-- BEGIN Listed entries --

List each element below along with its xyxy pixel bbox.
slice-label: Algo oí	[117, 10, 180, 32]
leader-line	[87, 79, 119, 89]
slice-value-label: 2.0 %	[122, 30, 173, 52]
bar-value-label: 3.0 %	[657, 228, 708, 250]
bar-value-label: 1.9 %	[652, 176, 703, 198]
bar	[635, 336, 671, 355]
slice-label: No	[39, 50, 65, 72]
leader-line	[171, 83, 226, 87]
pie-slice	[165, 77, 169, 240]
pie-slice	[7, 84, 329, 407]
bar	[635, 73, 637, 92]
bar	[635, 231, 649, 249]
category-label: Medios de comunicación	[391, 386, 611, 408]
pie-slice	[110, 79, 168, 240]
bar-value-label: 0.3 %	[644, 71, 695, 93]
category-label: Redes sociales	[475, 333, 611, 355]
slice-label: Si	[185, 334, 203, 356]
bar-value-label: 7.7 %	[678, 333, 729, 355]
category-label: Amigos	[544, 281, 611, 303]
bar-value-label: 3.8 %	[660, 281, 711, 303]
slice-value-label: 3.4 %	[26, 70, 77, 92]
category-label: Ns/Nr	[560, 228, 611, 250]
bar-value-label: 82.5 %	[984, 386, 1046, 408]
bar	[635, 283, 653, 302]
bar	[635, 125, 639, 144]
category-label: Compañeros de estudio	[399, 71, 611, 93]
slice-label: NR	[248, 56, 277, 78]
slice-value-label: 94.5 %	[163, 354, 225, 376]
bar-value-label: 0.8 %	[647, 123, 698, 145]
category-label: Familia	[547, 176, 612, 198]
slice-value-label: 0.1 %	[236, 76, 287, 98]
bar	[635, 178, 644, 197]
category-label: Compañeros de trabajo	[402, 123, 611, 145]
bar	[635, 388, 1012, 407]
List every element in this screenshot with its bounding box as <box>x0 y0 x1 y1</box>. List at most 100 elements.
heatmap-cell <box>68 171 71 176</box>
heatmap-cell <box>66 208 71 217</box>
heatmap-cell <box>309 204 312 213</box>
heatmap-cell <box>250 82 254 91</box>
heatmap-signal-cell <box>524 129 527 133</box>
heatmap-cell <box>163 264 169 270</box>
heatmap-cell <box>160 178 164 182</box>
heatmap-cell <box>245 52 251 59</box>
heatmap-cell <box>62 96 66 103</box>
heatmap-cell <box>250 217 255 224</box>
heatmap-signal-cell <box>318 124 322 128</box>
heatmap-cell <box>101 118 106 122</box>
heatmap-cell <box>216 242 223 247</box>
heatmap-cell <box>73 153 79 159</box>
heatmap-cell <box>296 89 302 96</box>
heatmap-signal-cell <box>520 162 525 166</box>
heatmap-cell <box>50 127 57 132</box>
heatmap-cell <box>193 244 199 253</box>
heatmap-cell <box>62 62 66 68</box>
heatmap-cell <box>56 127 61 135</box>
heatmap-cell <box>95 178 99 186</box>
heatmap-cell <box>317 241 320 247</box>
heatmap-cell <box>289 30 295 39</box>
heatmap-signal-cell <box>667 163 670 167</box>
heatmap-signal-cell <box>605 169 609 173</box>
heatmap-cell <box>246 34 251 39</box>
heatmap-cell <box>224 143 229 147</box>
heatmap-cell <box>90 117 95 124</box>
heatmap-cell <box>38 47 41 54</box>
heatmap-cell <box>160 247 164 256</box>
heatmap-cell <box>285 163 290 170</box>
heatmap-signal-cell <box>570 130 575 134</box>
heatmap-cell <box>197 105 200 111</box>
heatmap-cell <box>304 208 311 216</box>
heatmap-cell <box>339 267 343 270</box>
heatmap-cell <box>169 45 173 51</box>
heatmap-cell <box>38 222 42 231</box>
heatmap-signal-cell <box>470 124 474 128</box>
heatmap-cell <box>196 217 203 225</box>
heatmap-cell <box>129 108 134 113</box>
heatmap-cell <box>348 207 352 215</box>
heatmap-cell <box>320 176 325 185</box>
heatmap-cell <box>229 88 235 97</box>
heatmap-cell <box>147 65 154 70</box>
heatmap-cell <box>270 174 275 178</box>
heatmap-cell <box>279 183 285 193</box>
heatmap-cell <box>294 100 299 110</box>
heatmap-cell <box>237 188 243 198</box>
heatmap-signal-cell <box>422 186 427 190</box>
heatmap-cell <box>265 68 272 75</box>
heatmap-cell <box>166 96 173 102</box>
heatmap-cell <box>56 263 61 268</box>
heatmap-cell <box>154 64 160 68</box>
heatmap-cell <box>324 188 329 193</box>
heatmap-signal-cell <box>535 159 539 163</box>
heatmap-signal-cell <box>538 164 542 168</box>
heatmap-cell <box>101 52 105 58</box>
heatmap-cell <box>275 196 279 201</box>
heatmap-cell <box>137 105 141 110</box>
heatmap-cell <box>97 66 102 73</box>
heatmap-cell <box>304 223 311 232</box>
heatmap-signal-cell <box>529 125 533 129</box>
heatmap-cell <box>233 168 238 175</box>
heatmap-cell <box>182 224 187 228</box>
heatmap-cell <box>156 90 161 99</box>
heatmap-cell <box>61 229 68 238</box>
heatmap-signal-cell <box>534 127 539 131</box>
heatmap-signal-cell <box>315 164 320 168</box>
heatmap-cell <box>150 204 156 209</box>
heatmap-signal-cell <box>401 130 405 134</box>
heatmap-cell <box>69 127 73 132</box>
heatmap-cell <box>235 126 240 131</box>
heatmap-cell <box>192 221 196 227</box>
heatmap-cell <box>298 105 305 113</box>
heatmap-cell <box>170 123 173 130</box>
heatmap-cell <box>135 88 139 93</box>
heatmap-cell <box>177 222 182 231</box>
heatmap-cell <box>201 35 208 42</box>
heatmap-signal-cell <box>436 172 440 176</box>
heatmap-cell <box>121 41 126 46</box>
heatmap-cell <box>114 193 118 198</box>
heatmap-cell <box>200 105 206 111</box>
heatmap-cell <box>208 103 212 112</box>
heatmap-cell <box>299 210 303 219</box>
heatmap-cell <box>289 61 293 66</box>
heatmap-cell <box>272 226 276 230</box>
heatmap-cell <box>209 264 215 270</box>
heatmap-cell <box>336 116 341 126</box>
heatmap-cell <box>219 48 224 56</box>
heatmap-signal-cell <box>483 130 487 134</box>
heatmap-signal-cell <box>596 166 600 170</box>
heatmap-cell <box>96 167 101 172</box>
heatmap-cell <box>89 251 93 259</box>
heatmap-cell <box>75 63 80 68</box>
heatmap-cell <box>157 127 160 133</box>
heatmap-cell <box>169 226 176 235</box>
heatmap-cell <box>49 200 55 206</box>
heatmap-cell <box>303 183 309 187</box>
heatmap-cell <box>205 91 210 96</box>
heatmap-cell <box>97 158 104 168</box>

-- END Listed entries --

- Aim of the exercise
Edit the entries above by replacing "bounding box" with "enclosing rectangle" and leaving every other part unchanged.

- Complete response
List each element below along with its xyxy pixel bbox.
slice-label: Algo oí	[117, 10, 180, 32]
leader-line	[87, 79, 119, 89]
slice-value-label: 2.0 %	[122, 30, 173, 52]
bar-value-label: 3.0 %	[657, 228, 708, 250]
bar-value-label: 1.9 %	[652, 176, 703, 198]
bar	[635, 336, 671, 355]
slice-label: No	[39, 50, 65, 72]
leader-line	[171, 83, 226, 87]
pie-slice	[165, 77, 169, 240]
pie-slice	[7, 84, 329, 407]
bar	[635, 73, 637, 92]
bar	[635, 231, 649, 249]
category-label: Medios de comunicación	[391, 386, 611, 408]
pie-slice	[110, 79, 168, 240]
bar-value-label: 0.3 %	[644, 71, 695, 93]
category-label: Redes sociales	[475, 333, 611, 355]
slice-label: Si	[185, 334, 203, 356]
bar-value-label: 7.7 %	[678, 333, 729, 355]
category-label: Amigos	[544, 281, 611, 303]
bar-value-label: 3.8 %	[660, 281, 711, 303]
slice-value-label: 3.4 %	[26, 70, 77, 92]
category-label: Ns/Nr	[560, 228, 611, 250]
bar-value-label: 82.5 %	[984, 386, 1046, 408]
bar	[635, 283, 653, 302]
bar	[635, 125, 639, 144]
category-label: Compañeros de estudio	[399, 71, 611, 93]
slice-label: NR	[248, 56, 277, 78]
slice-value-label: 94.5 %	[163, 354, 225, 376]
bar-value-label: 0.8 %	[647, 123, 698, 145]
category-label: Familia	[547, 176, 612, 198]
slice-value-label: 0.1 %	[236, 76, 287, 98]
bar	[635, 178, 644, 197]
category-label: Compañeros de trabajo	[402, 123, 611, 145]
bar	[635, 388, 1012, 407]
List every element in this screenshot with its enclosing rectangle as <box>x0 y0 x1 y1</box>. List at most 100 elements.
heatmap-cell <box>68 171 71 176</box>
heatmap-cell <box>66 208 71 217</box>
heatmap-cell <box>309 204 312 213</box>
heatmap-cell <box>250 82 254 91</box>
heatmap-signal-cell <box>524 129 527 133</box>
heatmap-cell <box>163 264 169 270</box>
heatmap-cell <box>160 178 164 182</box>
heatmap-cell <box>245 52 251 59</box>
heatmap-cell <box>62 96 66 103</box>
heatmap-cell <box>250 217 255 224</box>
heatmap-signal-cell <box>318 124 322 128</box>
heatmap-cell <box>101 118 106 122</box>
heatmap-cell <box>216 242 223 247</box>
heatmap-cell <box>73 153 79 159</box>
heatmap-cell <box>296 89 302 96</box>
heatmap-signal-cell <box>520 162 525 166</box>
heatmap-cell <box>50 127 57 132</box>
heatmap-cell <box>193 244 199 253</box>
heatmap-cell <box>62 62 66 68</box>
heatmap-cell <box>56 127 61 135</box>
heatmap-cell <box>95 178 99 186</box>
heatmap-cell <box>317 241 320 247</box>
heatmap-cell <box>289 30 295 39</box>
heatmap-signal-cell <box>667 163 670 167</box>
heatmap-signal-cell <box>605 169 609 173</box>
heatmap-cell <box>246 34 251 39</box>
heatmap-cell <box>224 143 229 147</box>
heatmap-cell <box>90 117 95 124</box>
heatmap-cell <box>38 47 41 54</box>
heatmap-cell <box>160 247 164 256</box>
heatmap-cell <box>285 163 290 170</box>
heatmap-signal-cell <box>570 130 575 134</box>
heatmap-cell <box>197 105 200 111</box>
heatmap-cell <box>304 208 311 216</box>
heatmap-cell <box>339 267 343 270</box>
heatmap-cell <box>169 45 173 51</box>
heatmap-cell <box>38 222 42 231</box>
heatmap-signal-cell <box>470 124 474 128</box>
heatmap-cell <box>196 217 203 225</box>
heatmap-cell <box>129 108 134 113</box>
heatmap-cell <box>348 207 352 215</box>
heatmap-cell <box>320 176 325 185</box>
heatmap-cell <box>229 88 235 97</box>
heatmap-cell <box>147 65 154 70</box>
heatmap-cell <box>270 174 275 178</box>
heatmap-cell <box>279 183 285 193</box>
heatmap-cell <box>294 100 299 110</box>
heatmap-cell <box>237 188 243 198</box>
heatmap-signal-cell <box>422 186 427 190</box>
heatmap-cell <box>265 68 272 75</box>
heatmap-cell <box>166 96 173 102</box>
heatmap-cell <box>56 263 61 268</box>
heatmap-cell <box>154 64 160 68</box>
heatmap-cell <box>324 188 329 193</box>
heatmap-signal-cell <box>535 159 539 163</box>
heatmap-signal-cell <box>538 164 542 168</box>
heatmap-cell <box>101 52 105 58</box>
heatmap-cell <box>275 196 279 201</box>
heatmap-cell <box>137 105 141 110</box>
heatmap-cell <box>97 66 102 73</box>
heatmap-cell <box>304 223 311 232</box>
heatmap-signal-cell <box>529 125 533 129</box>
heatmap-cell <box>233 168 238 175</box>
heatmap-cell <box>182 224 187 228</box>
heatmap-cell <box>156 90 161 99</box>
heatmap-cell <box>61 229 68 238</box>
heatmap-signal-cell <box>534 127 539 131</box>
heatmap-signal-cell <box>315 164 320 168</box>
heatmap-cell <box>150 204 156 209</box>
heatmap-signal-cell <box>401 130 405 134</box>
heatmap-cell <box>69 127 73 132</box>
heatmap-cell <box>235 126 240 131</box>
heatmap-cell <box>192 221 196 227</box>
heatmap-cell <box>298 105 305 113</box>
heatmap-cell <box>170 123 173 130</box>
heatmap-cell <box>135 88 139 93</box>
heatmap-cell <box>177 222 182 231</box>
heatmap-cell <box>201 35 208 42</box>
heatmap-signal-cell <box>436 172 440 176</box>
heatmap-cell <box>121 41 126 46</box>
heatmap-cell <box>114 193 118 198</box>
heatmap-cell <box>200 105 206 111</box>
heatmap-cell <box>208 103 212 112</box>
heatmap-cell <box>299 210 303 219</box>
heatmap-cell <box>289 61 293 66</box>
heatmap-cell <box>272 226 276 230</box>
heatmap-cell <box>209 264 215 270</box>
heatmap-cell <box>336 116 341 126</box>
heatmap-cell <box>219 48 224 56</box>
heatmap-signal-cell <box>483 130 487 134</box>
heatmap-signal-cell <box>596 166 600 170</box>
heatmap-cell <box>96 167 101 172</box>
heatmap-cell <box>89 251 93 259</box>
heatmap-cell <box>75 63 80 68</box>
heatmap-cell <box>157 127 160 133</box>
heatmap-cell <box>169 226 176 235</box>
heatmap-cell <box>49 200 55 206</box>
heatmap-cell <box>303 183 309 187</box>
heatmap-cell <box>205 91 210 96</box>
heatmap-cell <box>97 158 104 168</box>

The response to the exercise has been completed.